REQUIREMENTS :: Every entry that follows should be repeated exactly; drop the images.

DATA EXTRACT ::
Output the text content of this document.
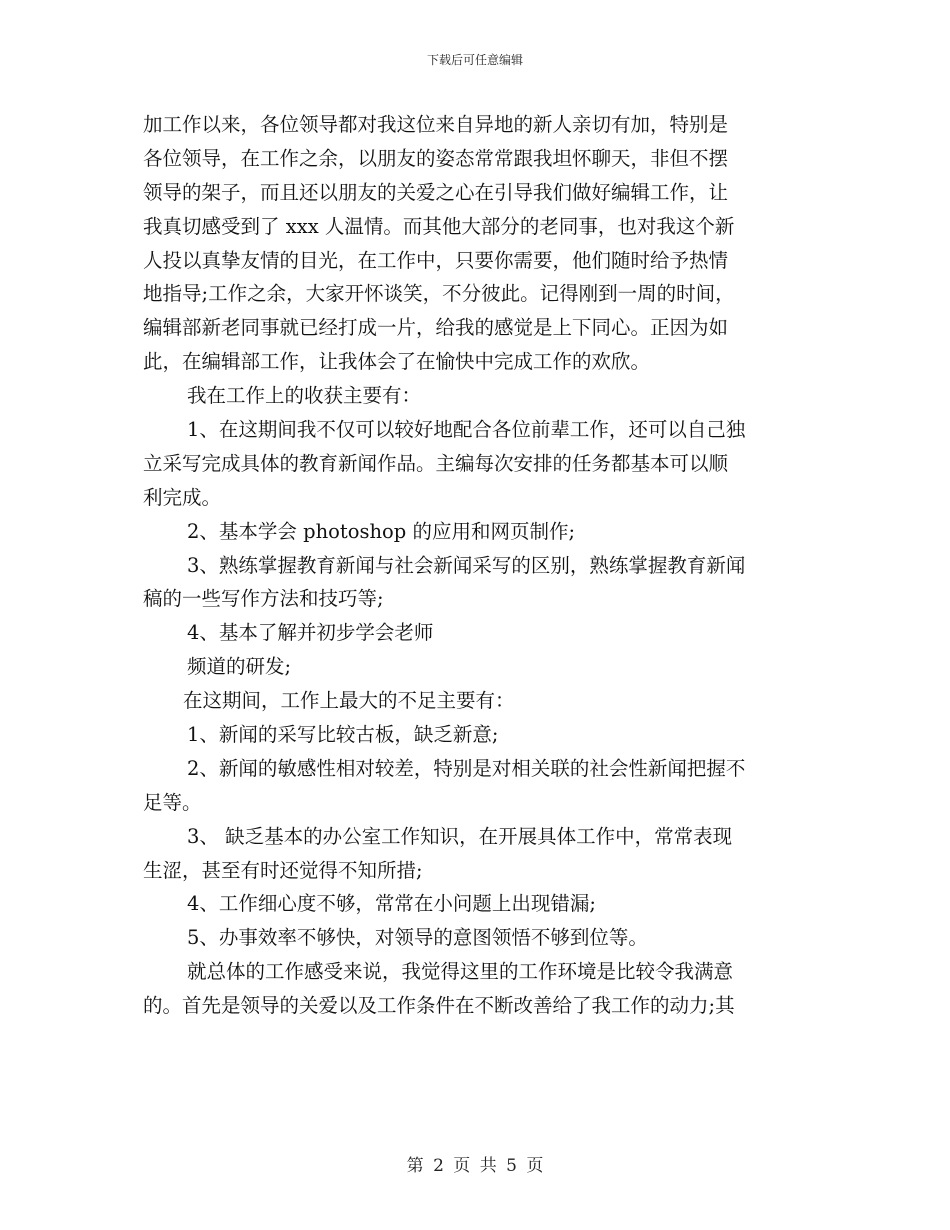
下载后可任意编辑
加工作以来，各位领导都对我这位来自异地的新人亲切有加，特别是
各位领导，在工作之余，以朋友的姿态常常跟我坦怀聊天，非但不摆
领导的架子，而且还以朋友的关爱之心在引导我们做好编辑工作，让
我真切感受到了 xxx 人温情。而其他大部分的老同事，也对我这个新
人投以真挚友情的目光，在工作中，只要你需要，他们随时给予热情
地指导;工作之余，大家开怀谈笑，不分彼此。记得刚到一周的时间，
编辑部新老同事就已经打成一片，给我的感觉是上下同心。正因为如
此，在编辑部工作，让我体会了在愉快中完成工作的欢欣。
我在工作上的收获主要有：
1、在这期间我不仅可以较好地配合各位前辈工作，还可以自己独
立采写完成具体的教育新闻作品。主编每次安排的任务都基本可以顺
利完成。
2、基本学会 photoshop 的应用和网页制作;
3、熟练掌握教育新闻与社会新闻采写的区别，熟练掌握教育新闻
稿的一些写作方法和技巧等;
4、基本了解并初步学会老师
频道的研发;
在这期间，工作上最大的不足主要有：
1、新闻的采写比较古板，缺乏新意;
2、新闻的敏感性相对较差，特别是对相关联的社会性新闻把握不
足等。
3、 缺乏基本的办公室工作知识，在开展具体工作中，常常表现
生涩，甚至有时还觉得不知所措;
4、工作细心度不够，常常在小问题上出现错漏;
5、办事效率不够快，对领导的意图领悟不够到位等。
就总体的工作感受来说，我觉得这里的工作环境是比较令我满意
的。首先是领导的关爱以及工作条件在不断改善给了我工作的动力;其
第 2 页 共 5 页
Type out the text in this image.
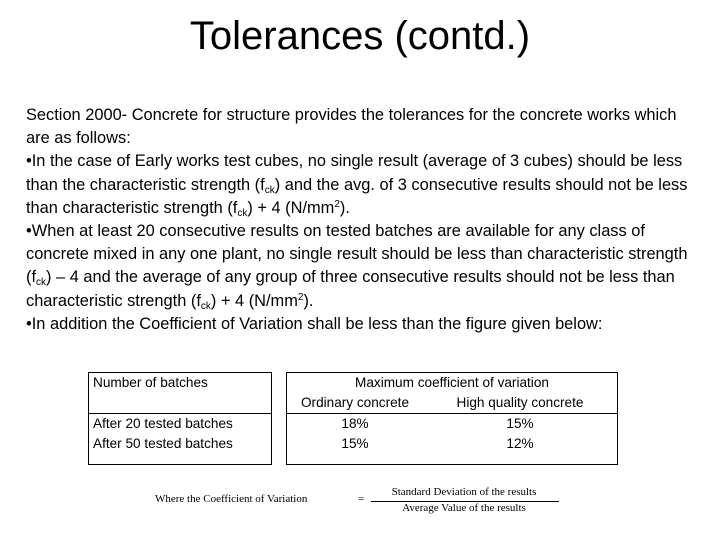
Tolerances (contd.)

Section 2000- Concrete for structure provides the tolerances for the concrete works which are as follows:

•In the case of Early works test cubes, no single result (average of 3 cubes) should be less than the characteristic strength $(f_{ck})$ and the avg. of 3 consecutive results should not be less than characteristic strength $(f_{ck}) + 4$ $(N/mm^2)$.

•When at least 20 consecutive results on tested batches are available for any class of concrete mixed in any one plant, no single result should be less than characteristic strength $(f_{ck}) - 4$ and the average of any group of three consecutive results should not be less than characteristic strength $(f_{ck}) + 4$ $(N/mm^2)$.

•In addition the Coefficient of Variation shall be less than the figure given below:

Number of batches		Maximum coefficient of variation	
		Ordinary concrete	High quality concrete
After 20 tested batches		18%	15%
After 50 tested batches		15%	12%
Where the Coefficient of Variation	=
Standard Deviation of the results
Average Value of the results
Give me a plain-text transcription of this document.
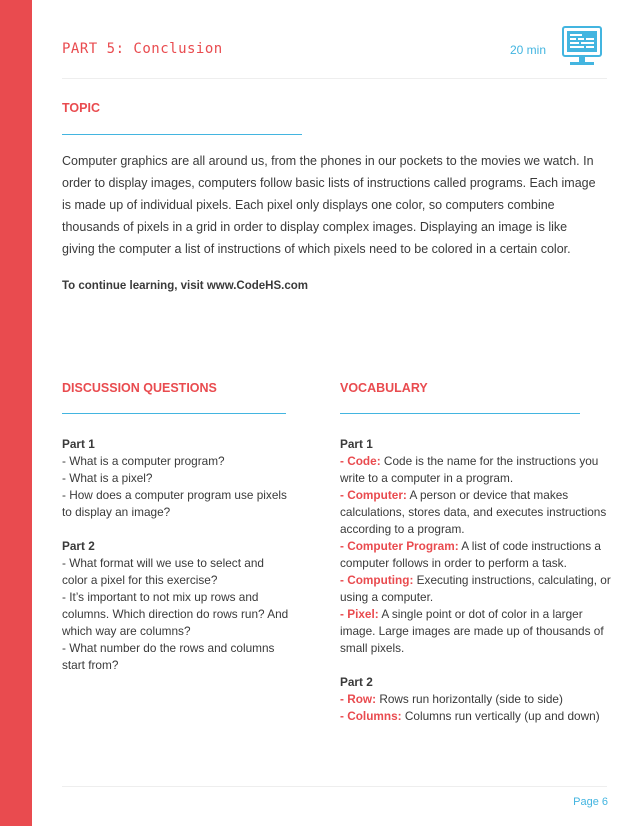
PART 5: Conclusion	20 min
TOPIC

Computer graphics are all around us, from the phones in our pockets to the movies we watch. In order to display images, computers follow basic lists of instructions called programs. Each image is made up of individual pixels. Each pixel only displays one color, so computers combine thousands of pixels in a grid in order to display complex images. Displaying an image is like giving the computer a list of instructions of which pixels need to be colored in a certain color.

To continue learning, visit www.CodeHS.com

DISCUSSION QUESTIONS	VOCABULARY
Part 1
- What is a computer program?
- What is a pixel?
- How does a computer program use pixels to display an image?
Part 2
- What format will we use to select and color a pixel for this exercise?
- It’s important to not mix up rows and columns. Which direction do rows run? And which way are columns?
- What number do the rows and columns start from?
Part 1
- Code: Code is the name for the instructions you write to a computer in a program.
- Computer: A person or device that makes calculations, stores data, and executes instructions according to a program.
- Computer Program: A list of code instructions a computer follows in order to perform a task.
- Computing: Executing instructions, calculating, or using a computer.
- Pixel: A single point or dot of color in a larger image. Large images are made up of thousands of small pixels.
Part 2
- Row: Rows run horizontally (side to side)
- Columns: Columns run vertically (up and down)
Page 6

WRITTEN RESPONSE ::
Output the text content of this document.
下载后可任意编辑
加工作以来，各位领导都对我这位来自异地的新人亲切有加，特别是
各位领导，在工作之余，以朋友的姿态常常跟我坦怀聊天，非但不摆
领导的架子，而且还以朋友的关爱之心在引导我们做好编辑工作，让
我真切感受到了 xxx 人温情。而其他大部分的老同事，也对我这个新
人投以真挚友情的目光，在工作中，只要你需要，他们随时给予热情
地指导;工作之余，大家开怀谈笑，不分彼此。记得刚到一周的时间，
编辑部新老同事就已经打成一片，给我的感觉是上下同心。正因为如
此，在编辑部工作，让我体会了在愉快中完成工作的欢欣。
我在工作上的收获主要有：
1、在这期间我不仅可以较好地配合各位前辈工作，还可以自己独
立采写完成具体的教育新闻作品。主编每次安排的任务都基本可以顺
利完成。
2、基本学会 photoshop 的应用和网页制作;
3、熟练掌握教育新闻与社会新闻采写的区别，熟练掌握教育新闻
稿的一些写作方法和技巧等;
4、基本了解并初步学会老师
频道的研发;
在这期间，工作上最大的不足主要有：
1、新闻的采写比较古板，缺乏新意;
2、新闻的敏感性相对较差，特别是对相关联的社会性新闻把握不
足等。
3、 缺乏基本的办公室工作知识，在开展具体工作中，常常表现
生涩，甚至有时还觉得不知所措;
4、工作细心度不够，常常在小问题上出现错漏;
5、办事效率不够快，对领导的意图领悟不够到位等。
就总体的工作感受来说，我觉得这里的工作环境是比较令我满意
的。首先是领导的关爱以及工作条件在不断改善给了我工作的动力;其
第 2 页 共 5 页
Type out the text in this image.
Tolerances (contd.)

Section 2000- Concrete for structure provides the tolerances for the concrete works which are as follows:

•In the case of Early works test cubes, no single result (average of 3 cubes) should be less than the characteristic strength $(f_{ck})$ and the avg. of 3 consecutive results should not be less than characteristic strength $(f_{ck}) + 4$ $(N/mm^2)$.

•When at least 20 consecutive results on tested batches are available for any class of concrete mixed in any one plant, no single result should be less than characteristic strength $(f_{ck}) - 4$ and the average of any group of three consecutive results should not be less than characteristic strength $(f_{ck}) + 4$ $(N/mm^2)$.

•In addition the Coefficient of Variation shall be less than the figure given below:

Number of batches		Maximum coefficient of variation	
		Ordinary concrete	High quality concrete
After 20 tested batches		18%	15%
After 50 tested batches		15%	12%
Where the Coefficient of Variation	=
Standard Deviation of the results
Average Value of the results
Give me a plain-text transcription of this document.
PART 5: Conclusion	20 min
TOPIC

Computer graphics are all around us, from the phones in our pockets to the movies we watch. In order to display images, computers follow basic lists of instructions called programs. Each image is made up of individual pixels. Each pixel only displays one color, so computers combine thousands of pixels in a grid in order to display complex images. Displaying an image is like giving the computer a list of instructions of which pixels need to be colored in a certain color.

To continue learning, visit www.CodeHS.com

DISCUSSION QUESTIONS	VOCABULARY
Part 1
- What is a computer program?
- What is a pixel?
- How does a computer program use pixels to display an image?
Part 2
- What format will we use to select and color a pixel for this exercise?
- It’s important to not mix up rows and columns. Which direction do rows run? And which way are columns?
- What number do the rows and columns start from?
Part 1
- Code: Code is the name for the instructions you write to a computer in a program.
- Computer: A person or device that makes calculations, stores data, and executes instructions according to a program.
- Computer Program: A list of code instructions a computer follows in order to perform a task.
- Computing: Executing instructions, calculating, or using a computer.
- Pixel: A single point or dot of color in a larger image. Large images are made up of thousands of small pixels.
Part 2
- Row: Rows run horizontally (side to side)
- Columns: Columns run vertically (up and down)
Page 6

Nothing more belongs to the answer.